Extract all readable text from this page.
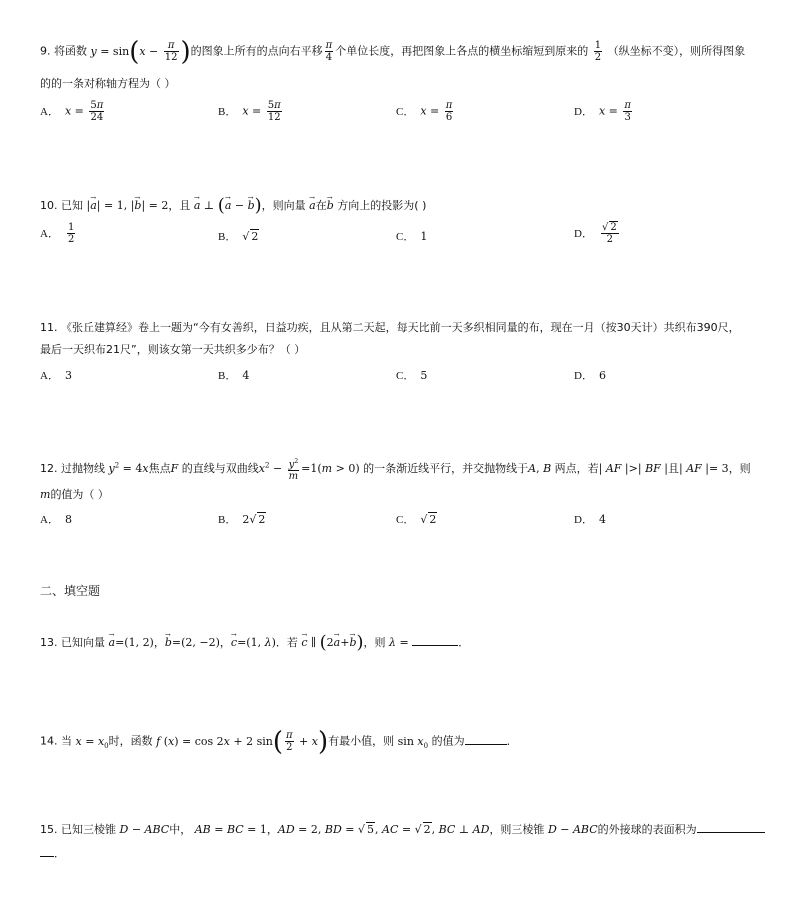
9. 将函数 $y = \sin(x - \frac{\pi}{12}$ )的图象上所有的点向右平移 $\frac{\pi}{4}$ 个单位长度，再把图象上各点的横坐标缩短到原来的 $\frac{1}{2}$ （纵坐标不变），则所得图象
的的一条对称轴方程为（ ）
A． $x = \frac{5\pi}{24}$	B． $x = \frac{5\pi}{12}$	C． $x = \frac{\pi}{6}$	D． $x = \frac{\pi}{3}$
10. 已知 |→ a| = 1, |→ b| = 2，且 → a ⊥ (→ a − → b)，则向量 → a在→ b 方向上的投影为( )
A． $\frac{1}{2}$	B． √ 2	C． 1	D． $\frac{√ 2}{2}$
11. 《张丘建算经》卷上一题为“今有女善织，日益功疾，且从第二天起，每天比前一天多织相同量的布，现在一月（按30天计）共织布390尺，
最后一天织布21尺”，则该女第一天共织多少布？（ ）
A． 3	B． 4	C． 5	D． 6
12. 过抛物线 $y^2 = 4x$焦点F 的直线与双曲线$x^2 - \frac{y^2}{m} =1(m > 0)$ 的一条渐近线平行，并交抛物线于A, B 两点，若| AF |>| BF |且| AF |= 3，则
m的值为（ ）
A． 8	B． 2√ 2	C． √ 2	D． 4
二、填空题
13. 已知向量 → a=(1, 2)，→ b=(2, −2)，→ c=(1, λ)．若 → c ∥ (2→ a+→ b)，则 λ =	．
14. 当 $x = x_0$时，函数 f (x) = cos 2x + 2 $\sin( \frac{\pi}{2} + x)$有最小值，则 $\sin x_0$ 的值为	．
15. 已知三棱锥 D − ABC中， AB = BC = 1，AD = 2, BD = √ 5, AC = √ 2, BC ⊥ AD，则三棱锥 D − ABC的外接球的表面积为
．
::::::
▶ PROBLEM DETAILS: Every entry must be written out exactly, with all pictures left out.

▶ THE OUTPUT:
Extract all readable text from this page.
9. 将函数 $y = \sin(x - \frac{\pi}{12}$ )的图象上所有的点向右平移 $\frac{\pi}{4}$ 个单位长度，再把图象上各点的横坐标缩短到原来的 $\frac{1}{2}$ （纵坐标不变），则所得图象
的的一条对称轴方程为（ ）
A． $x = \frac{5\pi}{24}$	B． $x = \frac{5\pi}{12}$	C． $x = \frac{\pi}{6}$	D． $x = \frac{\pi}{3}$
10. 已知 |→ a| = 1, |→ b| = 2，且 → a ⊥ (→ a − → b)，则向量 → a在→ b 方向上的投影为( )
A． $\frac{1}{2}$	B． √ 2	C． 1	D． $\frac{√ 2}{2}$
11. 《张丘建算经》卷上一题为“今有女善织，日益功疾，且从第二天起，每天比前一天多织相同量的布，现在一月（按30天计）共织布390尺，
最后一天织布21尺”，则该女第一天共织多少布？（ ）
A． 3	B． 4	C． 5	D． 6
12. 过抛物线 $y^2 = 4x$焦点F 的直线与双曲线$x^2 - \frac{y^2}{m} =1(m > 0)$ 的一条渐近线平行，并交抛物线于A, B 两点，若| AF |>| BF |且| AF |= 3，则
m的值为（ ）
A． 8	B． 2√ 2	C． √ 2	D． 4
二、填空题
13. 已知向量 → a=(1, 2)，→ b=(2, −2)，→ c=(1, λ)．若 → c ∥ (2→ a+→ b)，则 λ =	．
14. 当 $x = x_0$时，函数 f (x) = cos 2x + 2 $\sin( \frac{\pi}{2} + x)$有最小值，则 $\sin x_0$ 的值为	．
15. 已知三棱锥 D − ABC中， AB = BC = 1，AD = 2, BD = √ 5, AC = √ 2, BC ⊥ AD，则三棱锥 D − ABC的外接球的表面积为
．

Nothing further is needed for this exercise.